• _Description of the task_
Select the lines of the records containing the word "Juan" and list them.

Saved entries:
•••
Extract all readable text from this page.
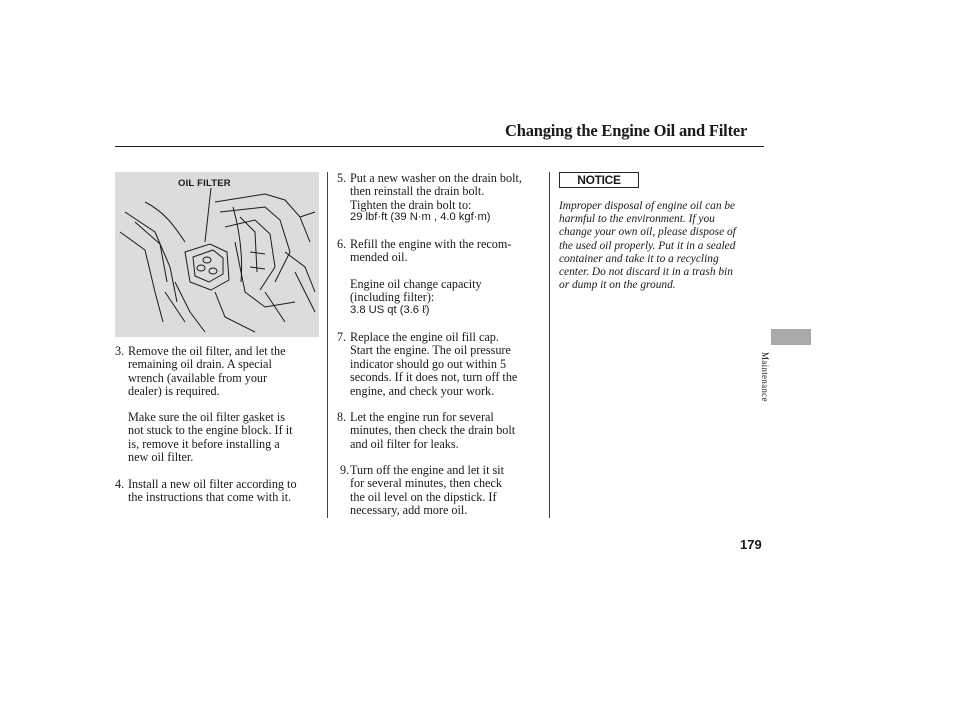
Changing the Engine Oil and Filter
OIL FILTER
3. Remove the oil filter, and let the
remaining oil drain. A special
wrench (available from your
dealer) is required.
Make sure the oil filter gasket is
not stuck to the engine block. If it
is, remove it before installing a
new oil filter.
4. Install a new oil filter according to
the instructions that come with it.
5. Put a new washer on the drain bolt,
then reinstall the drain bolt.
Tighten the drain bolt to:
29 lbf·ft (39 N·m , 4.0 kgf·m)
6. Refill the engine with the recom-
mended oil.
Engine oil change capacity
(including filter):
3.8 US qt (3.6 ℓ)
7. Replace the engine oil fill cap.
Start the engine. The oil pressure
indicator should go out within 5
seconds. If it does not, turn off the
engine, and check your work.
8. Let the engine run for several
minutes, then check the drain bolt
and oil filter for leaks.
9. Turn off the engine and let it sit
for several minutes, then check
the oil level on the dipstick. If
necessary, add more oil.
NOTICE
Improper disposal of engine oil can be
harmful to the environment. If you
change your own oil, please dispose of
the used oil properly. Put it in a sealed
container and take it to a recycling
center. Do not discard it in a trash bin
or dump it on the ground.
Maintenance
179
•••
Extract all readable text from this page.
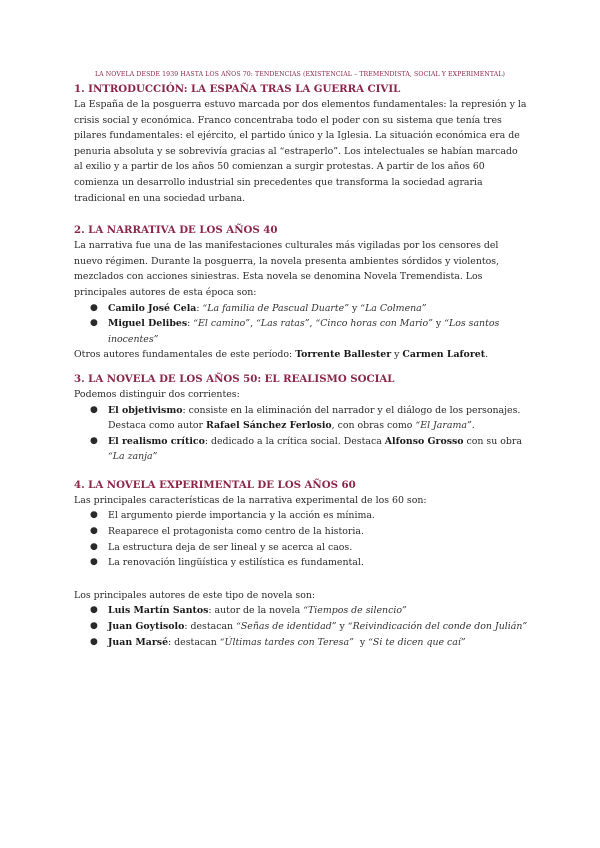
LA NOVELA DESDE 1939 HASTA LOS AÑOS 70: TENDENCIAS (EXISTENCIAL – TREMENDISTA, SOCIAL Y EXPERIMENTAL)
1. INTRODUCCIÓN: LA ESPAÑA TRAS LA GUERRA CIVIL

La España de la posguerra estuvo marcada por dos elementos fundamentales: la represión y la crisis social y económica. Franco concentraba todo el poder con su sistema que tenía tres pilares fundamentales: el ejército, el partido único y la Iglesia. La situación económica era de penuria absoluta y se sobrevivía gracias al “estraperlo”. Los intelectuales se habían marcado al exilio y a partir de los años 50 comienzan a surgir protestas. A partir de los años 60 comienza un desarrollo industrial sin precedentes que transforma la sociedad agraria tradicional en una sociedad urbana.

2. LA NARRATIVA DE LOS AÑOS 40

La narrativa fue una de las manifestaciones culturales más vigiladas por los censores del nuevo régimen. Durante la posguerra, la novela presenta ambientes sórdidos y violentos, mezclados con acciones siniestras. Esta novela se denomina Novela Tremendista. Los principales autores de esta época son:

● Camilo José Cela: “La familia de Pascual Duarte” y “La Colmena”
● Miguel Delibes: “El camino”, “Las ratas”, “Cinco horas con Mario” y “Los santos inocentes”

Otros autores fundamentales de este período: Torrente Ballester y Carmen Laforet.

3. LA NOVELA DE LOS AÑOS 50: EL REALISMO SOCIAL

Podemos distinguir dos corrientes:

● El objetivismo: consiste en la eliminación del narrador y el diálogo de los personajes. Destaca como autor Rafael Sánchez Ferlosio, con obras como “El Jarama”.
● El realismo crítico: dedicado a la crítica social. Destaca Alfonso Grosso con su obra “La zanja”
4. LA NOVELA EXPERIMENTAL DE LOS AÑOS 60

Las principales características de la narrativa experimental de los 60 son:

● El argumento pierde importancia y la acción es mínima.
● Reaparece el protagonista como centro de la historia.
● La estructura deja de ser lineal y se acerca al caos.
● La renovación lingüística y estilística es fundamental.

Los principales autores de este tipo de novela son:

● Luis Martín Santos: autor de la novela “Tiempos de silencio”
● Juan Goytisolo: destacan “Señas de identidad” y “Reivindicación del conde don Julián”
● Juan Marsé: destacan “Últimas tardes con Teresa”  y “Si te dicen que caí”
•••
• _Written answer_
● Juan Goytisolo: destacan “Señas de identidad” y “Reivindicación del conde don Julián”
● Juan Marsé: destacan “Últimas tardes con Teresa”  y “Si te dicen que caí”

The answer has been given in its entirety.